> Figure content listings:

** Begin **

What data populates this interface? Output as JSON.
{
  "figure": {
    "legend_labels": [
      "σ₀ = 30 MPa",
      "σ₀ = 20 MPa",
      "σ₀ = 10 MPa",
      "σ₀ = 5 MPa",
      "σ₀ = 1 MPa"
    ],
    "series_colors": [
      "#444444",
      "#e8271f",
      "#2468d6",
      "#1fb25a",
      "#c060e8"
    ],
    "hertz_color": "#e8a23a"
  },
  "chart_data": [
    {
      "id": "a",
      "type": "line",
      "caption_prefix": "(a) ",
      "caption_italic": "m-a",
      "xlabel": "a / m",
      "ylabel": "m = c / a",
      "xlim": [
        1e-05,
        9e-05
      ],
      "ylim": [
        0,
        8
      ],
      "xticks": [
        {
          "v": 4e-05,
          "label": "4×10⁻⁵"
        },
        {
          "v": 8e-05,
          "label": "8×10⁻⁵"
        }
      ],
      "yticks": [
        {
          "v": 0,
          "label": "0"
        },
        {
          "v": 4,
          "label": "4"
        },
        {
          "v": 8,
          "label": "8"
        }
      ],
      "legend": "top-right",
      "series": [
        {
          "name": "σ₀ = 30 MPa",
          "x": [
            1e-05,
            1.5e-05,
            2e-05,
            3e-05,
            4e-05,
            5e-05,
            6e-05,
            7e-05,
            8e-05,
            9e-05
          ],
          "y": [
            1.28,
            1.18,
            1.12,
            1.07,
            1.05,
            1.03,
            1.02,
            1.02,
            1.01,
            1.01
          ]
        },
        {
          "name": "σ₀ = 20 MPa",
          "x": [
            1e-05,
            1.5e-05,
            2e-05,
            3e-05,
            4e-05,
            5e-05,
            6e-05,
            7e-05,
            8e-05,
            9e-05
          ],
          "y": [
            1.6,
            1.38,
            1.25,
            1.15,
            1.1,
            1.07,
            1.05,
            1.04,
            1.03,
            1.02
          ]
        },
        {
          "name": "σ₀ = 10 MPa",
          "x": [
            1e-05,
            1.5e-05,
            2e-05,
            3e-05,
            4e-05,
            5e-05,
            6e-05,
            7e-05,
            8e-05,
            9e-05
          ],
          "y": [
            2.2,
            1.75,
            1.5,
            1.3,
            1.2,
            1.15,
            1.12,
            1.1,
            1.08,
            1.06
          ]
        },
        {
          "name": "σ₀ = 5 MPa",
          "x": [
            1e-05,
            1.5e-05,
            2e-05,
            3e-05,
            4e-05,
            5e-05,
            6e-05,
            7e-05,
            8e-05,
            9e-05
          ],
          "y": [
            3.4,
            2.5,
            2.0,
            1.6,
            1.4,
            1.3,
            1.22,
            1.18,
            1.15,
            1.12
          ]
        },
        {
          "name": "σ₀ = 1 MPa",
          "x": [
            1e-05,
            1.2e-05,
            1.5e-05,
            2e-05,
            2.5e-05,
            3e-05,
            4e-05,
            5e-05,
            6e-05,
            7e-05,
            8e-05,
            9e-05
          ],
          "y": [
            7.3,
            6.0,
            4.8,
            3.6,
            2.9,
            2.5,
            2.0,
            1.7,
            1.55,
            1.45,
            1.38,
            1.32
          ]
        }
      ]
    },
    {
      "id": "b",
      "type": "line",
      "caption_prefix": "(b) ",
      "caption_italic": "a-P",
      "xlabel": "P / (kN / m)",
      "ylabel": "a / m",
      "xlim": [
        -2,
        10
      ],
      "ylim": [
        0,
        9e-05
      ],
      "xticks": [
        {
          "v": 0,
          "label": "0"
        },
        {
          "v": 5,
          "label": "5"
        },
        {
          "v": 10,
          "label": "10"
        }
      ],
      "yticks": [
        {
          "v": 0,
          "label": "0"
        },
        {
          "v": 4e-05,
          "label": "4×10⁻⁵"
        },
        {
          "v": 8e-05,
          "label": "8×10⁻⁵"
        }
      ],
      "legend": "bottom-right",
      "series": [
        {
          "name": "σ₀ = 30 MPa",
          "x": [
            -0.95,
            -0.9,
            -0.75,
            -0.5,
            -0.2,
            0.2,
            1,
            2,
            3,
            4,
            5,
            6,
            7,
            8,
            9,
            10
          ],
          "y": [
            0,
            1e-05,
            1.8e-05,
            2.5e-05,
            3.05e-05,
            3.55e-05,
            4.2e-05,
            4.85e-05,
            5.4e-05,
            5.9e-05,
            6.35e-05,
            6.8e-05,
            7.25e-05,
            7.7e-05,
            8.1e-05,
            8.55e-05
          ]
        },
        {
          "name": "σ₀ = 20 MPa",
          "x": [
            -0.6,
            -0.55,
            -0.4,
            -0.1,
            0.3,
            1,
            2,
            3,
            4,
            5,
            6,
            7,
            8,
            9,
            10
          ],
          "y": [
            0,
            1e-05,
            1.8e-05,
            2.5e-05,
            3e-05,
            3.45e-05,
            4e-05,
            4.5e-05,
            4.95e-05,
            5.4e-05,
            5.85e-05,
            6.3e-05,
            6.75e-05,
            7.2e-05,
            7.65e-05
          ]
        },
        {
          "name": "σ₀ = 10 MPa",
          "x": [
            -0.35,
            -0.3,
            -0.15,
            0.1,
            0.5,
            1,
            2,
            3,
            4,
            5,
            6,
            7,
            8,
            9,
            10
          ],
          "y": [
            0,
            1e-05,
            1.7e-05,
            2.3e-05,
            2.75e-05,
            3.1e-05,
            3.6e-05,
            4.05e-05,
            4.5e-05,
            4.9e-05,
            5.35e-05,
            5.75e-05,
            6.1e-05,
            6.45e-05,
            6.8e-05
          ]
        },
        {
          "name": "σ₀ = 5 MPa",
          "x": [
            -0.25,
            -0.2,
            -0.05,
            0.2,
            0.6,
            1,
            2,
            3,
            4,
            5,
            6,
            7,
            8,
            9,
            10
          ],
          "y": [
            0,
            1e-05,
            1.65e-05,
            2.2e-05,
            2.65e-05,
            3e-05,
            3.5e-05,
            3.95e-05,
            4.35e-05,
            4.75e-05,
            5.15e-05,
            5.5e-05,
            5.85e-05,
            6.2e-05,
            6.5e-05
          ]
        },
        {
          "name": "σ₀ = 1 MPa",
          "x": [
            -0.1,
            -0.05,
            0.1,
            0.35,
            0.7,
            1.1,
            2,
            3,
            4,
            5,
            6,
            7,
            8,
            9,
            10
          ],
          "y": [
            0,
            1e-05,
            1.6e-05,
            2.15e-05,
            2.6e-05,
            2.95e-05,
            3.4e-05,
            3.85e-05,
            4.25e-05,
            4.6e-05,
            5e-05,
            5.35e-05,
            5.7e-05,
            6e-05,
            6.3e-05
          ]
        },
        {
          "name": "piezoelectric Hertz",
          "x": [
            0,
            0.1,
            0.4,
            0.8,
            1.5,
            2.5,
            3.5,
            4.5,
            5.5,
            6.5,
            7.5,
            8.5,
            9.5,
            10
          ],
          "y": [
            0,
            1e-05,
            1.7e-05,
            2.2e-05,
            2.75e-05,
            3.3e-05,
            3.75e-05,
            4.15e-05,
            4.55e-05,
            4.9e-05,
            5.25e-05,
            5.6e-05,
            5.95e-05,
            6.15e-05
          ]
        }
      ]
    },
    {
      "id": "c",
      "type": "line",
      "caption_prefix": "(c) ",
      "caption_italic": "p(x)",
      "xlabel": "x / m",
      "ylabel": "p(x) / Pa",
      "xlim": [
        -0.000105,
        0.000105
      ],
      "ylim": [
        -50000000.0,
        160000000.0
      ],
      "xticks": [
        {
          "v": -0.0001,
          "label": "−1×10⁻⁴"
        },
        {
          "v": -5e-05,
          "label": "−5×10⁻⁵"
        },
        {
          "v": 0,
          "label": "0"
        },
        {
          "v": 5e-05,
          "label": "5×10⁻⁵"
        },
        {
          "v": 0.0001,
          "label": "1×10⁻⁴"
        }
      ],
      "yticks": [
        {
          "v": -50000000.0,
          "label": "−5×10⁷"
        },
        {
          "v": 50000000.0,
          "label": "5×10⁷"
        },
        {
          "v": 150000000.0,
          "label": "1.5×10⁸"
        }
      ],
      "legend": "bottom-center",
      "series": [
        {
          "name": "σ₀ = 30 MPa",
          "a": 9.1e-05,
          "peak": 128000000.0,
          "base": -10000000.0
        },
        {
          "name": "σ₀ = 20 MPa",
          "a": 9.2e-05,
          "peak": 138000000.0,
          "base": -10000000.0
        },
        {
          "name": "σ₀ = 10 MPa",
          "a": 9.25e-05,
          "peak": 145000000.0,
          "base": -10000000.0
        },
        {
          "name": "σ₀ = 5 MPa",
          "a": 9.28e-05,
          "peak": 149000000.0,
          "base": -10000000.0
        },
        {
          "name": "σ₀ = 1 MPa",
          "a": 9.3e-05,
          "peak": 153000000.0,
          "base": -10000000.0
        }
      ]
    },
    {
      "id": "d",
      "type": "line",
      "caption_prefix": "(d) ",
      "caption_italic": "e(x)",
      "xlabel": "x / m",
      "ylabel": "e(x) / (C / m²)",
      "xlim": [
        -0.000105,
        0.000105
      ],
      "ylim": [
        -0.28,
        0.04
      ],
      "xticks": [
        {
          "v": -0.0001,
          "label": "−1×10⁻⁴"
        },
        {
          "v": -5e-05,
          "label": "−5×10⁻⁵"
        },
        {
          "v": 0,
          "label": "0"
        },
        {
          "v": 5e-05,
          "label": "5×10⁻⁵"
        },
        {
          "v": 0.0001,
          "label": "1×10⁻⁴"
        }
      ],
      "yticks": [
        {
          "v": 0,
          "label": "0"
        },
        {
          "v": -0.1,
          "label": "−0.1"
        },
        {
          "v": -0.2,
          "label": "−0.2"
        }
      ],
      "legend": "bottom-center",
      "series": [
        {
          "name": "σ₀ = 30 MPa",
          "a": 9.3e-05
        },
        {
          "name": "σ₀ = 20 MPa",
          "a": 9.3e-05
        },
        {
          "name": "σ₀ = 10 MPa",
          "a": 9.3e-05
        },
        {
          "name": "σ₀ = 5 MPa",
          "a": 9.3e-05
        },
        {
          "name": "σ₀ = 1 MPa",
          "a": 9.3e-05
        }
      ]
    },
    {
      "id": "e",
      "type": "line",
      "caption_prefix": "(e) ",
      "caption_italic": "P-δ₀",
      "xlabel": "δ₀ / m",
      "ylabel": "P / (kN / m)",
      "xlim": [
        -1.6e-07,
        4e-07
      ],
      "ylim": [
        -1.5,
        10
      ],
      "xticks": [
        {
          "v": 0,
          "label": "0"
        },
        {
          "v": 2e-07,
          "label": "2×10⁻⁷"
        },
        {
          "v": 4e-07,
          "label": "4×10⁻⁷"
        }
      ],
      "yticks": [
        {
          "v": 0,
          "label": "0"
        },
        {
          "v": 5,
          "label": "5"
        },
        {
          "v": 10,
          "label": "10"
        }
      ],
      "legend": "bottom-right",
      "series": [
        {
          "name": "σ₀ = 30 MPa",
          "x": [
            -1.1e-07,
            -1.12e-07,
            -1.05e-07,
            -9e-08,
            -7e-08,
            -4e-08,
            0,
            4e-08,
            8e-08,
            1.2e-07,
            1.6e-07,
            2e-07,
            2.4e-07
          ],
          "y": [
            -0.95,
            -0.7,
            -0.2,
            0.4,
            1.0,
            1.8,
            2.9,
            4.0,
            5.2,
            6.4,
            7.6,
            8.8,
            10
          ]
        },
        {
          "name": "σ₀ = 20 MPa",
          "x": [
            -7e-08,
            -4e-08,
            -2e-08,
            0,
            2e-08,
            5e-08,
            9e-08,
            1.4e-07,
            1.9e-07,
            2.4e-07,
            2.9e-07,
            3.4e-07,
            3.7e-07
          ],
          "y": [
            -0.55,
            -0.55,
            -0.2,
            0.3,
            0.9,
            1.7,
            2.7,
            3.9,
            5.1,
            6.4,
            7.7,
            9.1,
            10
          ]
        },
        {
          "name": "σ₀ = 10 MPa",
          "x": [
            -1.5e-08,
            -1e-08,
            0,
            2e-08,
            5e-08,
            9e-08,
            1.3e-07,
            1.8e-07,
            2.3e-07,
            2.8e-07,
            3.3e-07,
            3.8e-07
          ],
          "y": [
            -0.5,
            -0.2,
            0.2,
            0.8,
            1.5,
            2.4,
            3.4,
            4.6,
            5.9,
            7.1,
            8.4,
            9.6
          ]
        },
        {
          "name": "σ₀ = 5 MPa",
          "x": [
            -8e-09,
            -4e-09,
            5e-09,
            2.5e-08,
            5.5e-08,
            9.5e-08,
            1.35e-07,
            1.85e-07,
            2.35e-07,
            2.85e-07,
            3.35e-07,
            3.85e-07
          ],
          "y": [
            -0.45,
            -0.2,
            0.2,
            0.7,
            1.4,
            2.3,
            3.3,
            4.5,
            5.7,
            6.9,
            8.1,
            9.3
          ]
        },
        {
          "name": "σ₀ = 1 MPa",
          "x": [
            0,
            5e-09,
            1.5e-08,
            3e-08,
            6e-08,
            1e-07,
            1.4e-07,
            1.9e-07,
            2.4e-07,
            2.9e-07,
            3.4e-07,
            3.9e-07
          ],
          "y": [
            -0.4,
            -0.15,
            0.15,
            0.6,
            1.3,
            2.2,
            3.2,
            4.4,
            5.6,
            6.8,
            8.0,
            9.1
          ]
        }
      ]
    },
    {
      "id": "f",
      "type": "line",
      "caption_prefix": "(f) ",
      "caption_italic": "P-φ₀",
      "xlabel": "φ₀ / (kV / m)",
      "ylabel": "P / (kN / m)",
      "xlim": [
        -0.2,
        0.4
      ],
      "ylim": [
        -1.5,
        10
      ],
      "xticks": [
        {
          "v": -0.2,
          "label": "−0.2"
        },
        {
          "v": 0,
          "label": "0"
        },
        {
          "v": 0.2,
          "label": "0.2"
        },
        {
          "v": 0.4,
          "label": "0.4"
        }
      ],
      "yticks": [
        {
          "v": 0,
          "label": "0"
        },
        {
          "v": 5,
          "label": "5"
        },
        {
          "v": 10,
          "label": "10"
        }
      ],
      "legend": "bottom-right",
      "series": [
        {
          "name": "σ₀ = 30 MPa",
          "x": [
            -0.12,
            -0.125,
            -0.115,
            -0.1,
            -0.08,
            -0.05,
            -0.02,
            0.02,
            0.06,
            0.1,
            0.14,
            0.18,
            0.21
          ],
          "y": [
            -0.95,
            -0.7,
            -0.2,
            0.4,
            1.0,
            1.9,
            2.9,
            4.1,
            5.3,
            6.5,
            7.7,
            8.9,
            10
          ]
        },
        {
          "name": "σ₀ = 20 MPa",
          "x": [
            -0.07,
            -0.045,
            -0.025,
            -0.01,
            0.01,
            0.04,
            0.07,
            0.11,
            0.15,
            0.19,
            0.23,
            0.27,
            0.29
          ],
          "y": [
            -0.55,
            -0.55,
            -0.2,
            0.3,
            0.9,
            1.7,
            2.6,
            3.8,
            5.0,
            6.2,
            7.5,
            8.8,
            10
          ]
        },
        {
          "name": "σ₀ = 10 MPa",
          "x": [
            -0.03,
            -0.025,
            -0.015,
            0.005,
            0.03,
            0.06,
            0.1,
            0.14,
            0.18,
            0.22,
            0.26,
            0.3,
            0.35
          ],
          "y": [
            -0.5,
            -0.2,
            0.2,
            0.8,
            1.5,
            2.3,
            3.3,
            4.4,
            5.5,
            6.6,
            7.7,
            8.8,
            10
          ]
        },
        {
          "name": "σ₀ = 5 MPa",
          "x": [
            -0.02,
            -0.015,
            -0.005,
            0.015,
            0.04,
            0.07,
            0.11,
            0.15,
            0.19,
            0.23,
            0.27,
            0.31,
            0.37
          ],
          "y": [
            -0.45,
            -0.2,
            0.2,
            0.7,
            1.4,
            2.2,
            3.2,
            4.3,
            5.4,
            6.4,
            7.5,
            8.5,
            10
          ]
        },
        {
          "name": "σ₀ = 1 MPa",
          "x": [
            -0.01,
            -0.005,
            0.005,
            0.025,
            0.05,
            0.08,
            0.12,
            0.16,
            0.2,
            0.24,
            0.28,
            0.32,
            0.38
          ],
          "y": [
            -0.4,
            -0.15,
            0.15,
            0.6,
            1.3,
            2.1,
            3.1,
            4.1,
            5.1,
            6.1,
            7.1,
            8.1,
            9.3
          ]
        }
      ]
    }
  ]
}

** End **

> WHAT THIS TASK INVOLVES:
Go through the listing above and pull out each line containing the word "xlabel".

> WRITTEN SOLUTION:
      "xlabel": "a / m",
      "xlabel": "P / (kN / m)",
      "xlabel": "x / m",
      "xlabel": "x / m",
      "xlabel": "δ₀ / m",
      "xlabel": "φ₀ / (kV / m)",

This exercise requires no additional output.